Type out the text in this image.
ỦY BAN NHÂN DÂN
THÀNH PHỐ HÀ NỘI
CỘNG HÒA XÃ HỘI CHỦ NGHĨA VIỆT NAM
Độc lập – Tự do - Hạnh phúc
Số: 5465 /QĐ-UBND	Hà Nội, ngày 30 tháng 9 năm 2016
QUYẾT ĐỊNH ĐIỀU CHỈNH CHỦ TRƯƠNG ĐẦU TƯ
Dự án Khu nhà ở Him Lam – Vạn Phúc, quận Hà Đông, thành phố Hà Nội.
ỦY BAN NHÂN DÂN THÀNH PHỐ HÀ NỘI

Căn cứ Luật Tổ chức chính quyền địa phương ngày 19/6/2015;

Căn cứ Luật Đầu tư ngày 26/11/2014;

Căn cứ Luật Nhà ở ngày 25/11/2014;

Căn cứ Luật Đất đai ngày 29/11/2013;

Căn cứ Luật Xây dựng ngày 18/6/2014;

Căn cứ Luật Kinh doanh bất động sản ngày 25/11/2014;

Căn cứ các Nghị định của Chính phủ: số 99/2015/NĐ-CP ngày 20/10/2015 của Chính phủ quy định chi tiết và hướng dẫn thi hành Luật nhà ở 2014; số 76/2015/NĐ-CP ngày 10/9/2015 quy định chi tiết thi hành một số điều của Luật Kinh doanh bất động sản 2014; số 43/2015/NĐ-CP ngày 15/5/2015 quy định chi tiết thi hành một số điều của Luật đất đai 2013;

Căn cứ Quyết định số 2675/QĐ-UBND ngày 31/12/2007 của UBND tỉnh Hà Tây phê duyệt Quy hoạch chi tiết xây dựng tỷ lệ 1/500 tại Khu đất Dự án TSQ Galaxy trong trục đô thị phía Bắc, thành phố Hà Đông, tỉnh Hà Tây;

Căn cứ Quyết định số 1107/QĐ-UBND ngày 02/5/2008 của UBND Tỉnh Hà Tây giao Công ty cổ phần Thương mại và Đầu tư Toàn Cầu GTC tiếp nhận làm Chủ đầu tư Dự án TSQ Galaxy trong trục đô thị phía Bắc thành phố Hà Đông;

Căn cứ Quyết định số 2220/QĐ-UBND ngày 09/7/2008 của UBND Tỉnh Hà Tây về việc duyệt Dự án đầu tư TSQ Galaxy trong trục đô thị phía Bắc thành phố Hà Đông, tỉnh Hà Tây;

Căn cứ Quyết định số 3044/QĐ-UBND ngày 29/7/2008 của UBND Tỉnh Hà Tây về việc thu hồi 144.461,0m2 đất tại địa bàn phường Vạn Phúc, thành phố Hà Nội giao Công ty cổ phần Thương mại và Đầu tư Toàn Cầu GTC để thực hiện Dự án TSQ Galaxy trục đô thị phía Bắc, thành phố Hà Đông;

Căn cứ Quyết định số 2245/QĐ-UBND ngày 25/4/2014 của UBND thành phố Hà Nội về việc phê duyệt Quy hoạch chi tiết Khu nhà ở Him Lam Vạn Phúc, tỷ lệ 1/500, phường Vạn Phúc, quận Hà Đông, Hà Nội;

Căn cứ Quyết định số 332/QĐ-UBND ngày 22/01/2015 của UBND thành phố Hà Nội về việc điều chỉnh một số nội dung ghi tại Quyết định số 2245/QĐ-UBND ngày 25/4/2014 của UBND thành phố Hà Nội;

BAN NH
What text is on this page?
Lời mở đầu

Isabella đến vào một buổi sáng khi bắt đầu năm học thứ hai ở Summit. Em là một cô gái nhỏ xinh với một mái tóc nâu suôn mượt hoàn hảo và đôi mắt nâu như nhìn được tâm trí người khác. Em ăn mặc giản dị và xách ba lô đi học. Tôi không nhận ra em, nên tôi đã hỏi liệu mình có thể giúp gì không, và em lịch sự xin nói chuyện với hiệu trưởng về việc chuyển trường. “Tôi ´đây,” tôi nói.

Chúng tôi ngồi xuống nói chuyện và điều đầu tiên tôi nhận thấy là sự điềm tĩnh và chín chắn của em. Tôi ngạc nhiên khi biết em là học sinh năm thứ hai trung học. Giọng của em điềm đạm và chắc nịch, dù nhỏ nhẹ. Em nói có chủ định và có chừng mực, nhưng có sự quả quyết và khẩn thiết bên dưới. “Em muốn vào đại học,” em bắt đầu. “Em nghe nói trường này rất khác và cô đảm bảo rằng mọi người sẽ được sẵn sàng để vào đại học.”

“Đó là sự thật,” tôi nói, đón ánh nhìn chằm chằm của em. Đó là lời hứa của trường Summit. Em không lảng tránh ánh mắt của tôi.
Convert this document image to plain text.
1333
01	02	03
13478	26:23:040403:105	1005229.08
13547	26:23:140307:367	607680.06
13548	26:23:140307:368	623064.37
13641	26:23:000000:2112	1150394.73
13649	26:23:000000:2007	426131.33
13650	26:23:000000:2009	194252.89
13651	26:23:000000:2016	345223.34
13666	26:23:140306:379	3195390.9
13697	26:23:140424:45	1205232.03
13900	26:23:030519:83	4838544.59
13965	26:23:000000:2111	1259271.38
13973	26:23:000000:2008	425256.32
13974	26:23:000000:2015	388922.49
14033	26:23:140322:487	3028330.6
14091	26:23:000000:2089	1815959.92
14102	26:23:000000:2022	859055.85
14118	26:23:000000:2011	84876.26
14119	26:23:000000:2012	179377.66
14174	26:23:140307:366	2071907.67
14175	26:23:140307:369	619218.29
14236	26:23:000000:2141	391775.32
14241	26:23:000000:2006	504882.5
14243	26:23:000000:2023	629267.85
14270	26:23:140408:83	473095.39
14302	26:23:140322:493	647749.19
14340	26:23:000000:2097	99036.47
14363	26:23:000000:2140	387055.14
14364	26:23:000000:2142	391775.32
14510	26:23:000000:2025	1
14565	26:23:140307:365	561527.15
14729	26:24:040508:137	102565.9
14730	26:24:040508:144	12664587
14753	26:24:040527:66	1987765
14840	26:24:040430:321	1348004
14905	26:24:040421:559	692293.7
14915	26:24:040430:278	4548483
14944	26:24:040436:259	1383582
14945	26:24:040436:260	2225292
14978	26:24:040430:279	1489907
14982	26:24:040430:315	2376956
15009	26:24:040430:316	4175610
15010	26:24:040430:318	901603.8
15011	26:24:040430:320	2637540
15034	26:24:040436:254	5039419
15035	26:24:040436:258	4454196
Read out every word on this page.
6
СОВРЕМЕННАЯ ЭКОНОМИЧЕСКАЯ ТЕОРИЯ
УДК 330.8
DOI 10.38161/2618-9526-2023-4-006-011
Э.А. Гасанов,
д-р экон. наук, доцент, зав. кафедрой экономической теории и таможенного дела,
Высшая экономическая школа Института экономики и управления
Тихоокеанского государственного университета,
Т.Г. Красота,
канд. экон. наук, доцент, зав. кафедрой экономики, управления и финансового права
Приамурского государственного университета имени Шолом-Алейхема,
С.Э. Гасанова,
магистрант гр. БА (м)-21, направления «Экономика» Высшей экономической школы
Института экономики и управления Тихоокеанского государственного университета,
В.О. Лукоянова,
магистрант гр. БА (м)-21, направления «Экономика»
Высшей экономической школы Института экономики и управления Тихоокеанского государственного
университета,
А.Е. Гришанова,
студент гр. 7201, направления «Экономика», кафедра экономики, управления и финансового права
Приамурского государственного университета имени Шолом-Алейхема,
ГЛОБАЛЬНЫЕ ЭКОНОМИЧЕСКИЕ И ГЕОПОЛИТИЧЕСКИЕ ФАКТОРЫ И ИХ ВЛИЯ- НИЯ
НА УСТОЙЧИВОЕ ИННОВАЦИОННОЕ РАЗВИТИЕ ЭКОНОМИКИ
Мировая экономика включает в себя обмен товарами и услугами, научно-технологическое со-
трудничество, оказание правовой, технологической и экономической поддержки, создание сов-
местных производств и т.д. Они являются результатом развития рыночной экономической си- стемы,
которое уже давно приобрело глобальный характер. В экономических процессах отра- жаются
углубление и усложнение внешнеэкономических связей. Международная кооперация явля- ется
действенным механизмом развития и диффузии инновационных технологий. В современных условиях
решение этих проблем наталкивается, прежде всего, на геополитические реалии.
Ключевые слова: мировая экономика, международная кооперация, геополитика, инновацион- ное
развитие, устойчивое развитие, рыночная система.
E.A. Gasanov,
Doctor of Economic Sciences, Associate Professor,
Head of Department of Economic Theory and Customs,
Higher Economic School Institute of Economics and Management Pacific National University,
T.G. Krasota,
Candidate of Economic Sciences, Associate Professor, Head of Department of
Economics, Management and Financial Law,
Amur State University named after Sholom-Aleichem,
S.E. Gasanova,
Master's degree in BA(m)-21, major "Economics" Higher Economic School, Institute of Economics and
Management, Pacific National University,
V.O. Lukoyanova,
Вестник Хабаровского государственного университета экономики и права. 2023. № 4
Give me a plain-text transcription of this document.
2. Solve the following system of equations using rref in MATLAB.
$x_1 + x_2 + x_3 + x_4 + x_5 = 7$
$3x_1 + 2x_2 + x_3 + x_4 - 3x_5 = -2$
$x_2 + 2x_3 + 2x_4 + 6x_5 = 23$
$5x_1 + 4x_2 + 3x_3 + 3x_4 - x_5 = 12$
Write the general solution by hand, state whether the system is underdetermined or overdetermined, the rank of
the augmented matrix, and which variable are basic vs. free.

§ **AIM**
Look through the data and show every line containing "доцент".

§ **THE ANSWER**
д-р экон. наук, доцент, зав. кафедрой экономической теории и таможенного дела,
канд. экон. наук, доцент, зав. кафедрой экономики, управления и финансового права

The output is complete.